* _Aim_:
Pick out every line of the entries below where "характеристики" occurs, and copy those lines.

─── Provided material ───

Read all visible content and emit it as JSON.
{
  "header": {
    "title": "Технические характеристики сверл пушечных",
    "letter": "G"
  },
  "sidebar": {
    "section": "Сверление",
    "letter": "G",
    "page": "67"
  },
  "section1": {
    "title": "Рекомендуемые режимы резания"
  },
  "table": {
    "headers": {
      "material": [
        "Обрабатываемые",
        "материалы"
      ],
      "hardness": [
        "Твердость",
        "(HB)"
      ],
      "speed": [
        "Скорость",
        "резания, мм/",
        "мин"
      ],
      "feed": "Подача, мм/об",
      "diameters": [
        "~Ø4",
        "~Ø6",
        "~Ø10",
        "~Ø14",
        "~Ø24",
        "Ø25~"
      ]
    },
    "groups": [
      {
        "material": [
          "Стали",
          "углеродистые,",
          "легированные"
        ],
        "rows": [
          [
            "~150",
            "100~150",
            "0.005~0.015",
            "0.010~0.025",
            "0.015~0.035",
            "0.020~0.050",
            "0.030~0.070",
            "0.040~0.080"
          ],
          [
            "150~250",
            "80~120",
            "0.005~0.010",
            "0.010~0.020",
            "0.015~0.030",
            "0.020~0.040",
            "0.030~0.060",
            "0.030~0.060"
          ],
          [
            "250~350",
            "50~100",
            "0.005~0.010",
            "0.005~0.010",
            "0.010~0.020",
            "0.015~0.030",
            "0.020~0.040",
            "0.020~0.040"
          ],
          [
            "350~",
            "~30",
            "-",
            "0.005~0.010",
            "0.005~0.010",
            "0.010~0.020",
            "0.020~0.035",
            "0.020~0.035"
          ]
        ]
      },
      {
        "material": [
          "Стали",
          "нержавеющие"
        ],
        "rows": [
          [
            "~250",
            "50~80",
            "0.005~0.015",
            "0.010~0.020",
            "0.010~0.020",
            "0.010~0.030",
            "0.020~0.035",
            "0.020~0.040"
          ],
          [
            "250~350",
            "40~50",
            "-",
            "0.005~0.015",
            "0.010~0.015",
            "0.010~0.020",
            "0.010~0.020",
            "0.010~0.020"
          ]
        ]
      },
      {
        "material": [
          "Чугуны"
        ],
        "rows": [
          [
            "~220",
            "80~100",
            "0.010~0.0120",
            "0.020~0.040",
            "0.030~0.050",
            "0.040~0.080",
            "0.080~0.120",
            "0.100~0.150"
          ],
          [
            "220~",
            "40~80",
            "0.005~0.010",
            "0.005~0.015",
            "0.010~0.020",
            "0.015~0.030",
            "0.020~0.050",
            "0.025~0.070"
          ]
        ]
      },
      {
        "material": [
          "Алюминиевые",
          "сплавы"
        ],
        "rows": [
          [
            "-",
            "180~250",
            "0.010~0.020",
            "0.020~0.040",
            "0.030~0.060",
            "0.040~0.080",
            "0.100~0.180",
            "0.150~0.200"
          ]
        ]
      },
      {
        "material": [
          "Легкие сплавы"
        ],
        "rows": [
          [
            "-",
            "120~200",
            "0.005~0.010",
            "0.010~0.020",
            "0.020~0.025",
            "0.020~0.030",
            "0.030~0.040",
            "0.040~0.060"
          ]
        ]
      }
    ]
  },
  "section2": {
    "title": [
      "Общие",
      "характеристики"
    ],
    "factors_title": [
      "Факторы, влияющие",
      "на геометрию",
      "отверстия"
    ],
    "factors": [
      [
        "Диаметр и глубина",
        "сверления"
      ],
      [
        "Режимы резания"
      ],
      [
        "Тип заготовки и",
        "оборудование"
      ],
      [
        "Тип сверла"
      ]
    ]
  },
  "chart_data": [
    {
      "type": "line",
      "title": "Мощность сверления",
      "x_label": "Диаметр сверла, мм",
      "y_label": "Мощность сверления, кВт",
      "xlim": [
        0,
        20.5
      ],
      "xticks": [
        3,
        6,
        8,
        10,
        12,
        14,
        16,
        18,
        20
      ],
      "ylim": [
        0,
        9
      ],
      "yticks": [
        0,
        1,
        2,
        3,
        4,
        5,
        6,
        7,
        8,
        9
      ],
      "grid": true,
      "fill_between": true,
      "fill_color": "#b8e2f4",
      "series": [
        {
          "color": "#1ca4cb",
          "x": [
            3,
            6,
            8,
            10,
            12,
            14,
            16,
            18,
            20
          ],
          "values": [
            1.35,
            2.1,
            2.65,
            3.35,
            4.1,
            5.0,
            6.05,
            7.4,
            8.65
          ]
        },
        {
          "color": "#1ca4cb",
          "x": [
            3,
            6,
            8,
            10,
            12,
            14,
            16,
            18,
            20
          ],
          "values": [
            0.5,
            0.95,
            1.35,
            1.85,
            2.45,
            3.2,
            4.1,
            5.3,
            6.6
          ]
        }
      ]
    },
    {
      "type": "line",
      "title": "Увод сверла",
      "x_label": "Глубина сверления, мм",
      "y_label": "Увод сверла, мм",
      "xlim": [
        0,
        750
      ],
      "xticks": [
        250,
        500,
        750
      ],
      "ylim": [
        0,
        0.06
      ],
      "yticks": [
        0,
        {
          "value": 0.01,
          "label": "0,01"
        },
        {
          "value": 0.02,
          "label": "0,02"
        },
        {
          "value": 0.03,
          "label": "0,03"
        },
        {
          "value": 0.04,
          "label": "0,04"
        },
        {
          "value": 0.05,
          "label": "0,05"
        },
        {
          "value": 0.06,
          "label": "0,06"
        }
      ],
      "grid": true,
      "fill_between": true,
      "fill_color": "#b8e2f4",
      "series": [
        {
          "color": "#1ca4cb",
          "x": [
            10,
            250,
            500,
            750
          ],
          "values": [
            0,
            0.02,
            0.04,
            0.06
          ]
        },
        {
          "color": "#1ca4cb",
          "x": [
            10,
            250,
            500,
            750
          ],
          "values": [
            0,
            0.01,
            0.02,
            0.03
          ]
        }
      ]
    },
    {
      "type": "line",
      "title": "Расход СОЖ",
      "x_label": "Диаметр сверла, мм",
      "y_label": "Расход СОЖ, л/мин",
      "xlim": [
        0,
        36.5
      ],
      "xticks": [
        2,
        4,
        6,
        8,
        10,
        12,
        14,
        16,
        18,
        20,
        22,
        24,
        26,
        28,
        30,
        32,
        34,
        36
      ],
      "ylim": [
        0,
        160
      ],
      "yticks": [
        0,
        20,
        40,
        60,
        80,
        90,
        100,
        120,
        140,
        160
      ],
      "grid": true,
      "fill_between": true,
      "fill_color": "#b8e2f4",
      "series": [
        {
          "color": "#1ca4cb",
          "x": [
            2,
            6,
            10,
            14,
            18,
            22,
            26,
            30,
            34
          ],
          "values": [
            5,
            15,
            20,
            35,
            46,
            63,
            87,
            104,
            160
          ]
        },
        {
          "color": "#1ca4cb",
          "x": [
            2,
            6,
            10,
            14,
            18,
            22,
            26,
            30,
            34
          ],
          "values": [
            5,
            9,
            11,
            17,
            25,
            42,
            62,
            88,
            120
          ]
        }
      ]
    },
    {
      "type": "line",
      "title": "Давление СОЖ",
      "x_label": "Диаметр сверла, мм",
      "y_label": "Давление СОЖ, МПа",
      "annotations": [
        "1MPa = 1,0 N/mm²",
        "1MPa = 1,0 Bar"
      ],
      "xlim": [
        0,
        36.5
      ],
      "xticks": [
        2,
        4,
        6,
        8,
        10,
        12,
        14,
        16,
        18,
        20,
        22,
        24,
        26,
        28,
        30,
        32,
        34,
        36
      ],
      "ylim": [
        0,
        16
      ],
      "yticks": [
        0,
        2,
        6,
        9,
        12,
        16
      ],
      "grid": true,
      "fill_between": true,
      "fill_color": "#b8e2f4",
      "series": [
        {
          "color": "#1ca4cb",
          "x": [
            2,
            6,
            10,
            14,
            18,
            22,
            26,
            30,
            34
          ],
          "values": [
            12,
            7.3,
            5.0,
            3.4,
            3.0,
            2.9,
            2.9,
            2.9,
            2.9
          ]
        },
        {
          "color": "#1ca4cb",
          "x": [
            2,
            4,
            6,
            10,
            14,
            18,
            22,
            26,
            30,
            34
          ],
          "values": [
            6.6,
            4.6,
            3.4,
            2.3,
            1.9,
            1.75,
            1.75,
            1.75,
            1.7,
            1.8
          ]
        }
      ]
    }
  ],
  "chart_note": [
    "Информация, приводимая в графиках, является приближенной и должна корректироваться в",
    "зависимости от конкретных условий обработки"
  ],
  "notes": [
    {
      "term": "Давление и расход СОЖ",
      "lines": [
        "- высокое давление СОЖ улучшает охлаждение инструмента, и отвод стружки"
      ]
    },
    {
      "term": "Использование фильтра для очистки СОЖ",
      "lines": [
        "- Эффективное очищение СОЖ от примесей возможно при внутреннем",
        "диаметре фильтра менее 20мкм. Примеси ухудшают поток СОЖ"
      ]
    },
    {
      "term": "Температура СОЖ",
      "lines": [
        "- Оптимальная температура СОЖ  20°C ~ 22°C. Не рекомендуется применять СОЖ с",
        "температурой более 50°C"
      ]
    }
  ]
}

───

* _Exercise response_:
    "title": "Технические характеристики сверл пушечных",
      "характеристики"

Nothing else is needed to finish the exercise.